> [Work to be completed]: Copy every line of the records below where the word "xlabel" occurs.

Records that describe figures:
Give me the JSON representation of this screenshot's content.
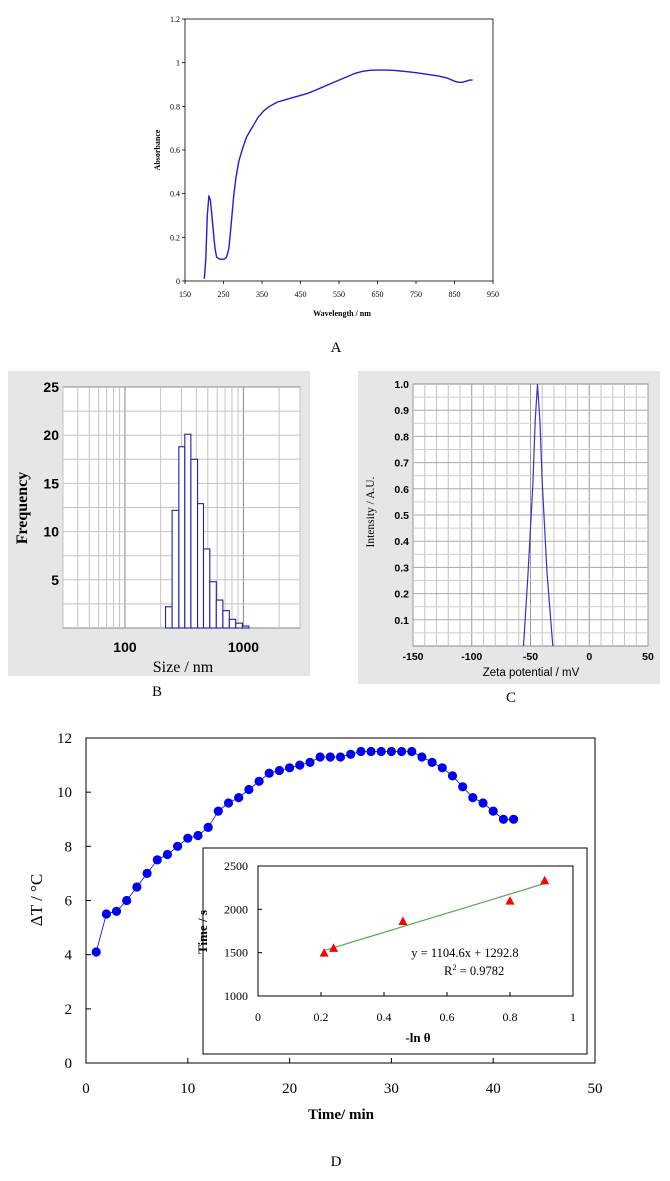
{
  "chart_data": [
    {
      "id": "A",
      "panel_label": "A",
      "type": "line",
      "title": "",
      "xlabel": "Wavelength / nm",
      "ylabel": "Absorbance",
      "xlim": [
        150,
        950
      ],
      "ylim": [
        0,
        1.2
      ],
      "xticks": [
        "150",
        "250",
        "350",
        "450",
        "550",
        "650",
        "750",
        "850",
        "950"
      ],
      "yticks": [
        "0",
        "0.2",
        "0.4",
        "0.6",
        "0.8",
        "1",
        "1.2"
      ],
      "grid": false,
      "color": "#1f1fd0",
      "series": [
        {
          "x": [
            200,
            204,
            208,
            212,
            216,
            220,
            224,
            228,
            232,
            236,
            240,
            246,
            252,
            258,
            264,
            270,
            276,
            282,
            290,
            300,
            310,
            320,
            330,
            340,
            355,
            370,
            390,
            410,
            430,
            450,
            470,
            490,
            510,
            530,
            550,
            570,
            590,
            610,
            630,
            650,
            670,
            690,
            710,
            730,
            750,
            770,
            790,
            810,
            830,
            850,
            860,
            870,
            880,
            890,
            897
          ],
          "y": [
            0.01,
            0.1,
            0.3,
            0.39,
            0.37,
            0.3,
            0.22,
            0.15,
            0.11,
            0.105,
            0.1,
            0.1,
            0.1,
            0.11,
            0.15,
            0.26,
            0.38,
            0.47,
            0.55,
            0.61,
            0.66,
            0.69,
            0.72,
            0.75,
            0.78,
            0.8,
            0.82,
            0.83,
            0.84,
            0.85,
            0.86,
            0.875,
            0.89,
            0.905,
            0.92,
            0.935,
            0.95,
            0.96,
            0.965,
            0.966,
            0.966,
            0.965,
            0.962,
            0.958,
            0.954,
            0.949,
            0.944,
            0.938,
            0.93,
            0.915,
            0.91,
            0.91,
            0.915,
            0.92,
            0.92
          ]
        }
      ]
    },
    {
      "id": "B",
      "panel_label": "B",
      "type": "bar",
      "title": "",
      "xlabel": "Size / nm",
      "ylabel": "Frequency",
      "xscale": "log",
      "xlim": [
        30,
        3000
      ],
      "ylim": [
        0,
        25
      ],
      "xticks": [
        "100",
        "1000"
      ],
      "yticks": [
        "5",
        "10",
        "15",
        "20",
        "25"
      ],
      "grid": true,
      "color": "#1f1fa8",
      "bins": [
        {
          "lo": 220,
          "hi": 250,
          "value": 2.2
        },
        {
          "lo": 250,
          "hi": 285,
          "value": 12.2
        },
        {
          "lo": 285,
          "hi": 320,
          "value": 18.8
        },
        {
          "lo": 320,
          "hi": 360,
          "value": 20.1
        },
        {
          "lo": 360,
          "hi": 410,
          "value": 17.5
        },
        {
          "lo": 410,
          "hi": 460,
          "value": 12.9
        },
        {
          "lo": 460,
          "hi": 520,
          "value": 8.2
        },
        {
          "lo": 520,
          "hi": 590,
          "value": 4.8
        },
        {
          "lo": 590,
          "hi": 670,
          "value": 2.9
        },
        {
          "lo": 670,
          "hi": 760,
          "value": 1.8
        },
        {
          "lo": 760,
          "hi": 860,
          "value": 0.9
        },
        {
          "lo": 860,
          "hi": 980,
          "value": 0.5
        },
        {
          "lo": 980,
          "hi": 1110,
          "value": 0.2
        }
      ]
    },
    {
      "id": "C",
      "panel_label": "C",
      "type": "line",
      "title": "",
      "xlabel": "Zeta potential / mV",
      "ylabel": "Intensity / A.U.",
      "xlim": [
        -150,
        50
      ],
      "ylim": [
        0,
        1.0
      ],
      "xticks": [
        "-150",
        "-100",
        "-50",
        "0",
        "50"
      ],
      "yticks": [
        "0.1",
        "0.2",
        "0.3",
        "0.4",
        "0.5",
        "0.6",
        "0.7",
        "0.8",
        "0.9",
        "1.0"
      ],
      "grid": true,
      "color": "#3333cc",
      "series": [
        {
          "x": [
            -56,
            -52,
            -48,
            -46,
            -44,
            -42,
            -40,
            -36,
            -31
          ],
          "y": [
            0.0,
            0.28,
            0.62,
            0.86,
            1.0,
            0.86,
            0.62,
            0.28,
            0.0
          ]
        }
      ]
    },
    {
      "id": "D",
      "panel_label": "D",
      "type": "scatter",
      "title": "",
      "xlabel": "Time/ min",
      "ylabel": "ΔT / °C",
      "xlim": [
        0,
        50
      ],
      "ylim": [
        0,
        12
      ],
      "xticks": [
        "0",
        "10",
        "20",
        "30",
        "40",
        "50"
      ],
      "yticks": [
        "0",
        "2",
        "4",
        "6",
        "8",
        "10",
        "12"
      ],
      "grid": false,
      "color": "#0000ee",
      "series": [
        {
          "x": [
            1,
            2,
            3,
            4,
            5,
            6,
            7,
            8,
            9,
            10,
            11,
            12,
            13,
            14,
            15,
            16,
            17,
            18,
            19,
            20,
            21,
            22,
            23,
            24,
            25,
            26,
            27,
            28,
            29,
            30,
            31,
            32,
            33,
            34,
            35,
            36,
            37,
            38,
            39,
            40,
            41,
            42
          ],
          "y": [
            4.1,
            5.5,
            5.6,
            6.0,
            6.5,
            7.0,
            7.5,
            7.7,
            8.0,
            8.3,
            8.4,
            8.7,
            9.3,
            9.6,
            9.8,
            10.1,
            10.4,
            10.7,
            10.8,
            10.9,
            11.0,
            11.1,
            11.3,
            11.3,
            11.3,
            11.4,
            11.5,
            11.5,
            11.5,
            11.5,
            11.5,
            11.5,
            11.3,
            11.1,
            10.9,
            10.6,
            10.2,
            9.8,
            9.6,
            9.3,
            9.0,
            9.0
          ]
        }
      ]
    },
    {
      "id": "D-inset",
      "type": "scatter",
      "title": "",
      "xlabel": "-ln θ",
      "ylabel": "Time / s",
      "xlim": [
        0,
        1
      ],
      "ylim": [
        1000,
        2500
      ],
      "xticks": [
        "0",
        "0.2",
        "0.4",
        "0.6",
        "0.8",
        "1"
      ],
      "yticks": [
        "1000",
        "1500",
        "2000",
        "2500"
      ],
      "grid": false,
      "marker_color": "#ff0000",
      "fit_color": "#55aa55",
      "points": {
        "x": [
          0.21,
          0.24,
          0.46,
          0.8,
          0.91
        ],
        "y": [
          1495,
          1550,
          1860,
          2095,
          2330
        ]
      },
      "fit": {
        "slope": 1104.6,
        "intercept": 1292.8,
        "x_range": [
          0.21,
          0.91
        ],
        "equation": "y = 1104.6x + 1292.8",
        "r2_label": "R",
        "r2_sup": "2",
        "r2_value": " = 0.9782"
      }
    }
  ]
}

> [Correct response]:
      "xlabel": "Wavelength / nm",
      "xlabel": "Size / nm",
      "xlabel": "Zeta potential / mV",
      "xlabel": "Time/ min",
      "xlabel": "-ln θ",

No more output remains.